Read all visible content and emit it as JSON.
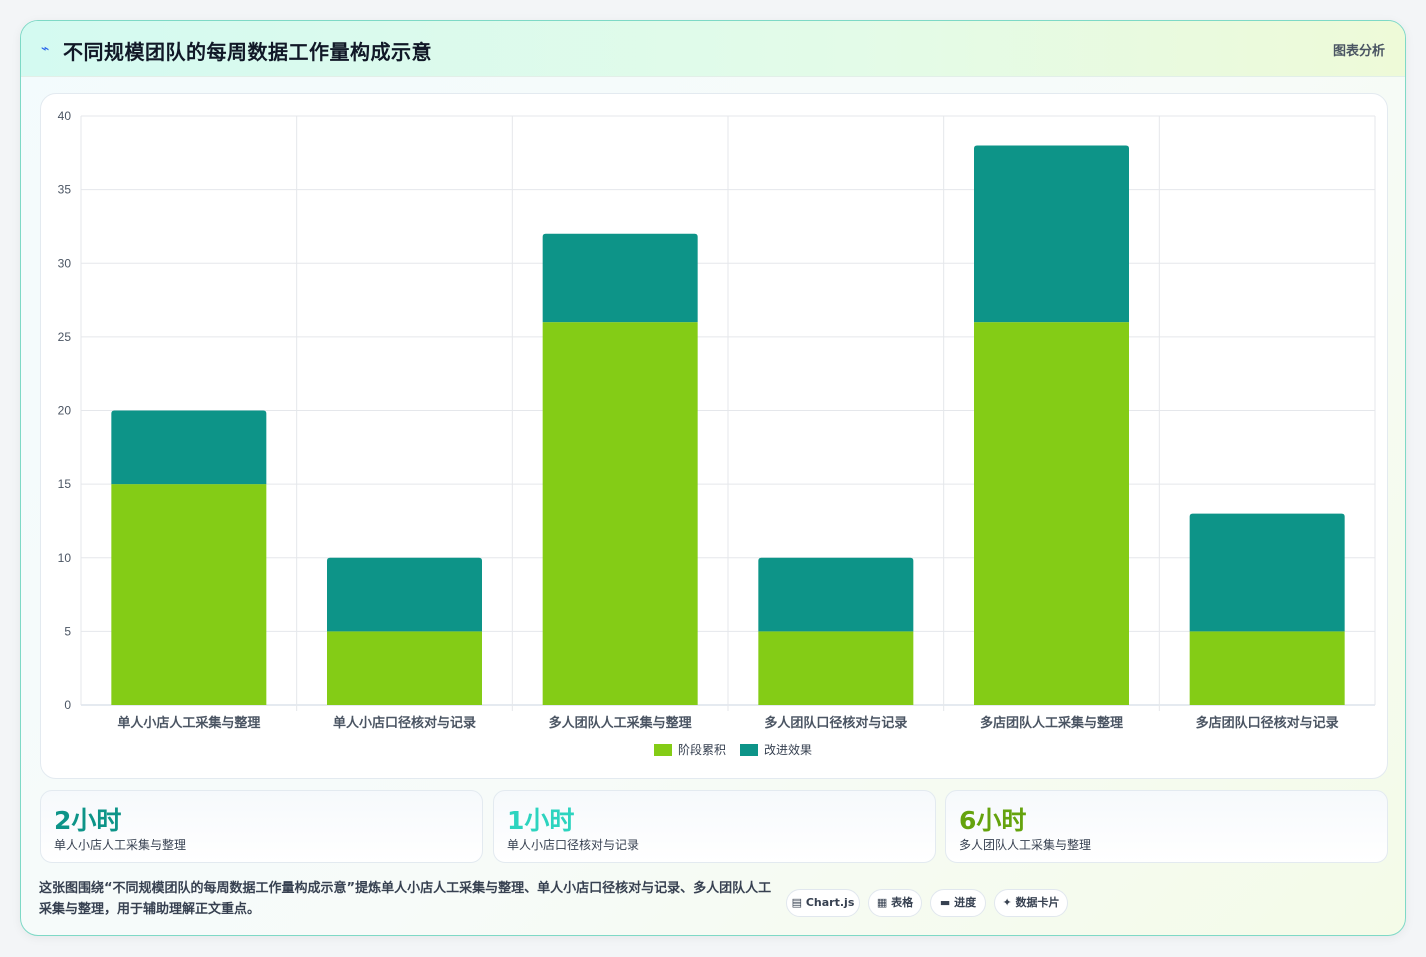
{
  "header": {
    "icon": "sparkline-icon",
    "title": "不同规模团队的每周数据工作量构成示意",
    "right_label": "图表分析"
  },
  "chart_data": {
    "type": "bar",
    "stacked": true,
    "categories": [
      "单人小店人工采集与整理",
      "单人小店口径核对与记录",
      "多人团队人工采集与整理",
      "多人团队口径核对与记录",
      "多店团队人工采集与整理",
      "多店团队口径核对与记录"
    ],
    "series": [
      {
        "name": "阶段累积",
        "color": "#84cc16",
        "values": [
          15,
          5,
          26,
          5,
          26,
          5
        ]
      },
      {
        "name": "改进效果",
        "color": "#0d9488",
        "values": [
          5,
          5,
          6,
          5,
          12,
          8
        ]
      }
    ],
    "ylim": [
      0,
      40
    ],
    "yticks": [
      0,
      5,
      10,
      15,
      20,
      25,
      30,
      35,
      40
    ],
    "grid": true,
    "legend": "bottom"
  },
  "kpis": [
    {
      "value": "2小时",
      "label": "单人小店人工采集与整理",
      "color": "#0d9488"
    },
    {
      "value": "1小时",
      "label": "单人小店口径核对与记录",
      "color": "#2dd4bf"
    },
    {
      "value": "6小时",
      "label": "多人团队人工采集与整理",
      "color": "#65a30d"
    }
  ],
  "description": "这张图围绕“不同规模团队的每周数据工作量构成示意”提炼单人小店人工采集与整理、单人小店口径核对与记录、多人团队人工采集与整理，用于辅助理解正文重点。",
  "tags": [
    {
      "icon": "chart-icon",
      "label": "Chart.js"
    },
    {
      "icon": "table-icon",
      "label": "表格"
    },
    {
      "icon": "progress-icon",
      "label": "进度"
    },
    {
      "icon": "sparkle-icon",
      "label": "数据卡片"
    }
  ]
}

•••

Quote the data above in full, leaving out the pictures it holds.

Read all visible content and emit it as JSON.
{
  "header": {
    "icon": "sparkline-icon",
    "title": "不同规模团队的每周数据工作量构成示意",
    "right_label": "图表分析"
  },
  "chart_data": {
    "type": "bar",
    "stacked": true,
    "categories": [
      "单人小店人工采集与整理",
      "单人小店口径核对与记录",
      "多人团队人工采集与整理",
      "多人团队口径核对与记录",
      "多店团队人工采集与整理",
      "多店团队口径核对与记录"
    ],
    "series": [
      {
        "name": "阶段累积",
        "color": "#84cc16",
        "values": [
          15,
          5,
          26,
          5,
          26,
          5
        ]
      },
      {
        "name": "改进效果",
        "color": "#0d9488",
        "values": [
          5,
          5,
          6,
          5,
          12,
          8
        ]
      }
    ],
    "ylim": [
      0,
      40
    ],
    "yticks": [
      0,
      5,
      10,
      15,
      20,
      25,
      30,
      35,
      40
    ],
    "grid": true,
    "legend": "bottom"
  },
  "kpis": [
    {
      "value": "2小时",
      "label": "单人小店人工采集与整理",
      "color": "#0d9488"
    },
    {
      "value": "1小时",
      "label": "单人小店口径核对与记录",
      "color": "#2dd4bf"
    },
    {
      "value": "6小时",
      "label": "多人团队人工采集与整理",
      "color": "#65a30d"
    }
  ],
  "description": "这张图围绕“不同规模团队的每周数据工作量构成示意”提炼单人小店人工采集与整理、单人小店口径核对与记录、多人团队人工采集与整理，用于辅助理解正文重点。",
  "tags": [
    {
      "icon": "chart-icon",
      "label": "Chart.js"
    },
    {
      "icon": "table-icon",
      "label": "表格"
    },
    {
      "icon": "progress-icon",
      "label": "进度"
    },
    {
      "icon": "sparkle-icon",
      "label": "数据卡片"
    }
  ]
}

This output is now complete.